| DIRECTION |
Reproduce the records verbatim, from the very first line down to and including the line that contains "bar-2013 <box>811 348 821 490</box>".

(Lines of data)
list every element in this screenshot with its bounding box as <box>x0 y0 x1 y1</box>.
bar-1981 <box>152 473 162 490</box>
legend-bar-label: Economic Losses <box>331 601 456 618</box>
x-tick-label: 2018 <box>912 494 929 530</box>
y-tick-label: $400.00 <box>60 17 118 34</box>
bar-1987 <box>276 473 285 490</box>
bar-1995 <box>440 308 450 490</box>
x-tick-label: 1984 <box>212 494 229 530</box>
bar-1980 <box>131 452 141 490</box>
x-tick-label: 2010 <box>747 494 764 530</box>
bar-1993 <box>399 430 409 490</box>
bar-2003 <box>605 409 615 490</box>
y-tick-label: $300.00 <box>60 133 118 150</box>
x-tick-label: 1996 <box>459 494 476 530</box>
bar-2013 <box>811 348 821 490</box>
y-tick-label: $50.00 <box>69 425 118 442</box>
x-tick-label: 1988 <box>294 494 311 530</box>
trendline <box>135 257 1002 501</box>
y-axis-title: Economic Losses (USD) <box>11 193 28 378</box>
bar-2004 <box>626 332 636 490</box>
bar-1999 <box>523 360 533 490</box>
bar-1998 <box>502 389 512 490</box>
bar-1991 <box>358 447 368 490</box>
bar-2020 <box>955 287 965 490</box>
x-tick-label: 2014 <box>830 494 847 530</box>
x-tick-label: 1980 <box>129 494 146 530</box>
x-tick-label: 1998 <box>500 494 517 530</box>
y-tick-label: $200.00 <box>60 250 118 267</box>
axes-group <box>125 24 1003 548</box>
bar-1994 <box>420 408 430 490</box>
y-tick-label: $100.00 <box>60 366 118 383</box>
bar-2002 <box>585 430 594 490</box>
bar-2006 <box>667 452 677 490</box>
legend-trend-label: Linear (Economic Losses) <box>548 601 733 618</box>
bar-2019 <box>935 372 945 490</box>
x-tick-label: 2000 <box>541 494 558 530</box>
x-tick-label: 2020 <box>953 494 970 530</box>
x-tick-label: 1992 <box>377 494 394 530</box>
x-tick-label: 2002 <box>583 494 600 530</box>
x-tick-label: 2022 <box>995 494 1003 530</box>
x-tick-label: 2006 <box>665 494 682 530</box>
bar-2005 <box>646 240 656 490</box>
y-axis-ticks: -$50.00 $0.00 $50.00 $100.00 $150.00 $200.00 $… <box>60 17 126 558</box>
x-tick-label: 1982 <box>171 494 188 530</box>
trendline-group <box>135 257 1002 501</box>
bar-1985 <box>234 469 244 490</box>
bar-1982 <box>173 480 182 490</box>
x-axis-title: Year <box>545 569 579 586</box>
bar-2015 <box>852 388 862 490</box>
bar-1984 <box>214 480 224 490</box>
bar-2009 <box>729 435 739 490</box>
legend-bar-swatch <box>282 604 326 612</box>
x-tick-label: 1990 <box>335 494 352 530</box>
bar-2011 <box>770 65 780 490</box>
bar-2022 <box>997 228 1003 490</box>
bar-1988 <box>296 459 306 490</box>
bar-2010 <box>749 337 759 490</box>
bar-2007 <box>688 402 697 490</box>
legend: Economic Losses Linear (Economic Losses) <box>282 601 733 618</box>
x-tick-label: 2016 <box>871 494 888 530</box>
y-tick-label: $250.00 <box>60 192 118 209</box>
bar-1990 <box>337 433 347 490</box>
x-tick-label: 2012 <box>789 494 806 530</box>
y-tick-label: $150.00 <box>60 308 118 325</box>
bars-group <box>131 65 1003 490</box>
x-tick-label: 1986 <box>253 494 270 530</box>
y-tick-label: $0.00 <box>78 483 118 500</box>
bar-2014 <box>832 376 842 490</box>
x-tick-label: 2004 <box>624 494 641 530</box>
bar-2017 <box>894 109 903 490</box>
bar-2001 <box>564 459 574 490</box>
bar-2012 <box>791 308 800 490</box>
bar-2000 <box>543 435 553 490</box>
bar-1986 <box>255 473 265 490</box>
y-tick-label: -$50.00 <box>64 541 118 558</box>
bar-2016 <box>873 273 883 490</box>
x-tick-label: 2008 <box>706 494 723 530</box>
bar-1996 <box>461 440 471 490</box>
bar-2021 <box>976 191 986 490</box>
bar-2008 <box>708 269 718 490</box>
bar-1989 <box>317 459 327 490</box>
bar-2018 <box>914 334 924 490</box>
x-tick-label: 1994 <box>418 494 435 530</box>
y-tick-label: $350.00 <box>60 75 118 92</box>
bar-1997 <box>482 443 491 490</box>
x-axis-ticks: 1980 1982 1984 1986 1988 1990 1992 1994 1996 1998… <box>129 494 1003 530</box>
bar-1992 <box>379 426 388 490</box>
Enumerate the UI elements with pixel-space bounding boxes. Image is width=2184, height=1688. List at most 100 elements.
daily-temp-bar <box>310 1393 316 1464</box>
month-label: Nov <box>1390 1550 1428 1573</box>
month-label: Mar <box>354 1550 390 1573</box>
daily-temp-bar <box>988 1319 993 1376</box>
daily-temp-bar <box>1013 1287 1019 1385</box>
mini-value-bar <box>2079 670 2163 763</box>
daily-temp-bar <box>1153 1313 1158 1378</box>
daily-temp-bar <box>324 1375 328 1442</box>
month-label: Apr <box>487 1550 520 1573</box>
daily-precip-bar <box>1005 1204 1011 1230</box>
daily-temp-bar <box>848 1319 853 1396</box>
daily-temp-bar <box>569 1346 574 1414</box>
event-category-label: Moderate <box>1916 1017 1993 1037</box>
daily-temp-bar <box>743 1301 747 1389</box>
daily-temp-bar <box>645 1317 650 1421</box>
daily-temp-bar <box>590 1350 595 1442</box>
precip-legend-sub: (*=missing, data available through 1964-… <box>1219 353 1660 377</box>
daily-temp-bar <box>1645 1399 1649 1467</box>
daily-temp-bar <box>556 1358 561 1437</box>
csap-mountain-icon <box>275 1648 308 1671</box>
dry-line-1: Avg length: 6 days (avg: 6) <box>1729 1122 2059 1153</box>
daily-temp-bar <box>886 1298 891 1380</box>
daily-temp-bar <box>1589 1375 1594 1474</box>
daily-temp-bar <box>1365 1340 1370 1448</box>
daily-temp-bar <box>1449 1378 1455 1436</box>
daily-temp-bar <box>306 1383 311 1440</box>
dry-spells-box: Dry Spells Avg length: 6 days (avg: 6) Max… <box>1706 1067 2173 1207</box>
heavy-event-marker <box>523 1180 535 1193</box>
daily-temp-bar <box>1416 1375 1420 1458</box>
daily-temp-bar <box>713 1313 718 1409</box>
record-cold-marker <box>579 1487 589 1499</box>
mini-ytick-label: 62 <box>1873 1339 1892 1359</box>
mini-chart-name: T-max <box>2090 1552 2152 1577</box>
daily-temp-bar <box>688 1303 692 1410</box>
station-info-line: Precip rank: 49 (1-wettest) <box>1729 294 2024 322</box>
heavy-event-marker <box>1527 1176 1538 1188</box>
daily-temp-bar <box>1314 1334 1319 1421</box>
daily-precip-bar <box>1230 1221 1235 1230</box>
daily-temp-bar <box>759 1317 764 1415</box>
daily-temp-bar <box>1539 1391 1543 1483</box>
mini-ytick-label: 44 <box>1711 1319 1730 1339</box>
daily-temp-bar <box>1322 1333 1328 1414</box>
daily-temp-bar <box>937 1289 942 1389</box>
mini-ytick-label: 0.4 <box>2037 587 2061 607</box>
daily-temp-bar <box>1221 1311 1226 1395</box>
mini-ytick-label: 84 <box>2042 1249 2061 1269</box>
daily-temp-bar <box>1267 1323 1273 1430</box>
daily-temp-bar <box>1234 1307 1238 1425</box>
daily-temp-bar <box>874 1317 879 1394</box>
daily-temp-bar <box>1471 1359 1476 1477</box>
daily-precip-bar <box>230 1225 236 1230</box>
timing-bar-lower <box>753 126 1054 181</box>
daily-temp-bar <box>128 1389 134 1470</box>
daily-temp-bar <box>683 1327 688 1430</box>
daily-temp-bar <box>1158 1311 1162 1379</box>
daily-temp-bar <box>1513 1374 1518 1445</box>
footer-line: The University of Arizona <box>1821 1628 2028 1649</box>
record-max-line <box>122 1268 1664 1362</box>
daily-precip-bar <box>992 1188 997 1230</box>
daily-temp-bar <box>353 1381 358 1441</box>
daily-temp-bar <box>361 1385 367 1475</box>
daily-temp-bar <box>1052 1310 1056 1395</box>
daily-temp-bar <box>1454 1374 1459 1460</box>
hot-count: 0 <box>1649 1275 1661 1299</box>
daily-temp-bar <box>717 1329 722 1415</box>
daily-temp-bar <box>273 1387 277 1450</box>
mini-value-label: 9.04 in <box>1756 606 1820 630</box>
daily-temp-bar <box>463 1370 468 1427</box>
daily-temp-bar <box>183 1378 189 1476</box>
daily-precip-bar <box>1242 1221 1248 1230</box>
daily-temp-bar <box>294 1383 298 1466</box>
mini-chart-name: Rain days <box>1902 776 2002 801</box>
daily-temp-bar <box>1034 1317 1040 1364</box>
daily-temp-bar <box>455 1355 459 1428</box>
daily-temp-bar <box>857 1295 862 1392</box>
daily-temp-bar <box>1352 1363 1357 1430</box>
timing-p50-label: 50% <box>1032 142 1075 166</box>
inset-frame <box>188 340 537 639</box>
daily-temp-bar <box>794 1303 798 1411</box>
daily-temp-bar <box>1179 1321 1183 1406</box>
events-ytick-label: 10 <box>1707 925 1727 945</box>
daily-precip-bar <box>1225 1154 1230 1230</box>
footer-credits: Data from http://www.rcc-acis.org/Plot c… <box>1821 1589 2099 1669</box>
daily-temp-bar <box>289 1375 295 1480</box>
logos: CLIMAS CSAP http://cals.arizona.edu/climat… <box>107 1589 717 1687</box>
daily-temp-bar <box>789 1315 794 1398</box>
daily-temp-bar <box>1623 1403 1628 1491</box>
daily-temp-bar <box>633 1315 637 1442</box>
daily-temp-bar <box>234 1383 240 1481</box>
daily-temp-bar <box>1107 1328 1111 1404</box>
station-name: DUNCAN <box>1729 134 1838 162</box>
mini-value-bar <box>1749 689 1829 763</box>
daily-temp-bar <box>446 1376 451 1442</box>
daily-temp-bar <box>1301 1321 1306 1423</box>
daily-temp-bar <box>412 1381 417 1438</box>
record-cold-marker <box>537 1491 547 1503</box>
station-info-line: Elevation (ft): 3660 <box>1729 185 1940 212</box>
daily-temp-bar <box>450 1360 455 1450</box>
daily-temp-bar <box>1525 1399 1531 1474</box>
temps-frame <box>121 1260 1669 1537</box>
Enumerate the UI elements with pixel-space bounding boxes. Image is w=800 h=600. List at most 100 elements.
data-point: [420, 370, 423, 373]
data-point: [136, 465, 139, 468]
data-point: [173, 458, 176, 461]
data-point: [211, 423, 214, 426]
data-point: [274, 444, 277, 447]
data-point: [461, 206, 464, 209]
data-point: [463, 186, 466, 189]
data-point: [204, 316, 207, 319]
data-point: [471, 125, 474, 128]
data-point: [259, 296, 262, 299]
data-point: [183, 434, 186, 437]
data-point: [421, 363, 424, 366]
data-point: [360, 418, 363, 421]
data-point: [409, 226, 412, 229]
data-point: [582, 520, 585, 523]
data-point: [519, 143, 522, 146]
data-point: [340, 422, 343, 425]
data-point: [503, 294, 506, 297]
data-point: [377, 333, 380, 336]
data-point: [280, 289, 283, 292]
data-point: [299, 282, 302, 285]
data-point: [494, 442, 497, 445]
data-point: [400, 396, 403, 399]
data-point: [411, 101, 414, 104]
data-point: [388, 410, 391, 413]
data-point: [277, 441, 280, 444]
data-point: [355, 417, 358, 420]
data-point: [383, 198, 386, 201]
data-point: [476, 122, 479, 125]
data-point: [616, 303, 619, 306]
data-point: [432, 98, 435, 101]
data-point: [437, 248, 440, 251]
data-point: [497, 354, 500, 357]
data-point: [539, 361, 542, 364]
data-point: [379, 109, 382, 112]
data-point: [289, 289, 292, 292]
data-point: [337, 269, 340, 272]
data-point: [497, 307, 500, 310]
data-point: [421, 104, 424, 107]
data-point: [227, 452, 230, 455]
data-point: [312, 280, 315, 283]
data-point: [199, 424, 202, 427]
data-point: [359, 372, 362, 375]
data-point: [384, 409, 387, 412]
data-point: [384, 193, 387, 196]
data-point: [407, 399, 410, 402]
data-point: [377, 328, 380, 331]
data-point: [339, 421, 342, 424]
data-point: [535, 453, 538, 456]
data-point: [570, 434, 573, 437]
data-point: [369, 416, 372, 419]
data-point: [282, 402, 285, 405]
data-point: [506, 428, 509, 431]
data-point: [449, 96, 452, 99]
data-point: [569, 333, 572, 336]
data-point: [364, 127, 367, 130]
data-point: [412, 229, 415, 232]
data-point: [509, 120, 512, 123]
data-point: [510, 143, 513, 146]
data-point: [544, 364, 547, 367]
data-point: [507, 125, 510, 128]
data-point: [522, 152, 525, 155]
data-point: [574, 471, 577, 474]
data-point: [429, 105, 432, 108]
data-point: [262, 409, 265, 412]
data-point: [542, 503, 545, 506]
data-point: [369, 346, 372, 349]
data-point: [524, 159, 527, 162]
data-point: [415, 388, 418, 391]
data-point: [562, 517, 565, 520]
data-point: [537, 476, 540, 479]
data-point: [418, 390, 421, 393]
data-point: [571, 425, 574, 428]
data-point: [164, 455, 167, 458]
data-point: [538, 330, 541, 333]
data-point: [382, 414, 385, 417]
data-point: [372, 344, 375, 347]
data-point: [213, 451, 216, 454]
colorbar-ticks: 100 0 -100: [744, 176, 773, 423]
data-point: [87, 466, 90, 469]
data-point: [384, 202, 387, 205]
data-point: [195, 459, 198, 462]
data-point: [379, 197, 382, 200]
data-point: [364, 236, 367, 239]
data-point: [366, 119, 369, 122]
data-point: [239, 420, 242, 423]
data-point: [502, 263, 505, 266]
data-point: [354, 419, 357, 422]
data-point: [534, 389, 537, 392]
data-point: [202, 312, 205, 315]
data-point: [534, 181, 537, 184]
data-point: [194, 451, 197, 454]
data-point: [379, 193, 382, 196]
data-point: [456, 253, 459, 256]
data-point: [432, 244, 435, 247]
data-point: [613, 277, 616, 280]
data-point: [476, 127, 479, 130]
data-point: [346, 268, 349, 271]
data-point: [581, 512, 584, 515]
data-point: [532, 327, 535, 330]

| SOLUTION TO THIS EXERCISE |
list every element in this screenshot with its bounding box as <box>x0 y0 x1 y1</box>.
bar-1981 <box>152 473 162 490</box>
legend-bar-label: Economic Losses <box>331 601 456 618</box>
x-tick-label: 2018 <box>912 494 929 530</box>
y-tick-label: $400.00 <box>60 17 118 34</box>
bar-1987 <box>276 473 285 490</box>
bar-1995 <box>440 308 450 490</box>
x-tick-label: 1984 <box>212 494 229 530</box>
bar-1980 <box>131 452 141 490</box>
x-tick-label: 2010 <box>747 494 764 530</box>
bar-1993 <box>399 430 409 490</box>
bar-2003 <box>605 409 615 490</box>
y-tick-label: $300.00 <box>60 133 118 150</box>
x-tick-label: 1996 <box>459 494 476 530</box>
bar-2013 <box>811 348 821 490</box>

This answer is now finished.